##### Data entries #####
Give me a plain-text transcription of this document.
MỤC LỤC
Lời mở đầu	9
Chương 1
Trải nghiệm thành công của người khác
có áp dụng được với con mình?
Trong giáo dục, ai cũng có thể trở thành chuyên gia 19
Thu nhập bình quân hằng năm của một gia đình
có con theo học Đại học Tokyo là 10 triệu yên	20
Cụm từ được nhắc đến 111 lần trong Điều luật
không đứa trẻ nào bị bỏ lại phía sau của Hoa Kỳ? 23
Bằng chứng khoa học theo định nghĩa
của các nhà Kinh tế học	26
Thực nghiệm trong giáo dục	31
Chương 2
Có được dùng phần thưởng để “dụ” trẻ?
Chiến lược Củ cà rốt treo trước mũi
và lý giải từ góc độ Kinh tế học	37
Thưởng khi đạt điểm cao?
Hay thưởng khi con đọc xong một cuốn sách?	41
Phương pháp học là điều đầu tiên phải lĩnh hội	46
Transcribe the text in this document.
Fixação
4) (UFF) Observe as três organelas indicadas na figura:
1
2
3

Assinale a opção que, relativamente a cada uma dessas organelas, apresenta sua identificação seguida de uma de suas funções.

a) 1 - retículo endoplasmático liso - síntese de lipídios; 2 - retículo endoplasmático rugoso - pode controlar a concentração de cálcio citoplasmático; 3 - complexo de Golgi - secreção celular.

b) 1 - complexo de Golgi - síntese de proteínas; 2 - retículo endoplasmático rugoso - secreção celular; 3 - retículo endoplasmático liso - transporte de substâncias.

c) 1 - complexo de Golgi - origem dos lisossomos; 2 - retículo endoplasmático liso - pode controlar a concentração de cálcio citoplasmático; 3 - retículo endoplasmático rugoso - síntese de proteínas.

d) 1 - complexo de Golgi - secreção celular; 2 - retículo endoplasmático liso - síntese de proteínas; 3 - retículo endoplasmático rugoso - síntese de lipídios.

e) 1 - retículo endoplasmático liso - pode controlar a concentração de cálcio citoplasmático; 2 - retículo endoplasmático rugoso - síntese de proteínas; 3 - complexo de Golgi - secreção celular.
#####
Set down all of the records shown above once more, exactly.

Exercise solution
Give me a plain-text transcription of this document.
MỤC LỤC
Lời mở đầu	9
Chương 1
Trải nghiệm thành công của người khác
có áp dụng được với con mình?
Trong giáo dục, ai cũng có thể trở thành chuyên gia 19
Thu nhập bình quân hằng năm của một gia đình
có con theo học Đại học Tokyo là 10 triệu yên	20
Cụm từ được nhắc đến 111 lần trong Điều luật
không đứa trẻ nào bị bỏ lại phía sau của Hoa Kỳ? 23
Bằng chứng khoa học theo định nghĩa
của các nhà Kinh tế học	26
Thực nghiệm trong giáo dục	31
Chương 2
Có được dùng phần thưởng để “dụ” trẻ?
Chiến lược Củ cà rốt treo trước mũi
và lý giải từ góc độ Kinh tế học	37
Thưởng khi đạt điểm cao?
Hay thưởng khi con đọc xong một cuốn sách?	41
Phương pháp học là điều đầu tiên phải lĩnh hội	46
Transcribe the text in this document.
Fixação
4) (UFF) Observe as três organelas indicadas na figura:
1
2
3

Assinale a opção que, relativamente a cada uma dessas organelas, apresenta sua identificação seguida de uma de suas funções.

a) 1 - retículo endoplasmático liso - síntese de lipídios; 2 - retículo endoplasmático rugoso - pode controlar a concentração de cálcio citoplasmático; 3 - complexo de Golgi - secreção celular.

b) 1 - complexo de Golgi - síntese de proteínas; 2 - retículo endoplasmático rugoso - secreção celular; 3 - retículo endoplasmático liso - transporte de substâncias.

c) 1 - complexo de Golgi - origem dos lisossomos; 2 - retículo endoplasmático liso - pode controlar a concentração de cálcio citoplasmático; 3 - retículo endoplasmático rugoso - síntese de proteínas.

d) 1 - complexo de Golgi - secreção celular; 2 - retículo endoplasmático liso - síntese de proteínas; 3 - retículo endoplasmático rugoso - síntese de lipídios.

e) 1 - retículo endoplasmático liso - pode controlar a concentração de cálcio citoplasmático; 2 - retículo endoplasmático rugoso - síntese de proteínas; 3 - complexo de Golgi - secreção celular.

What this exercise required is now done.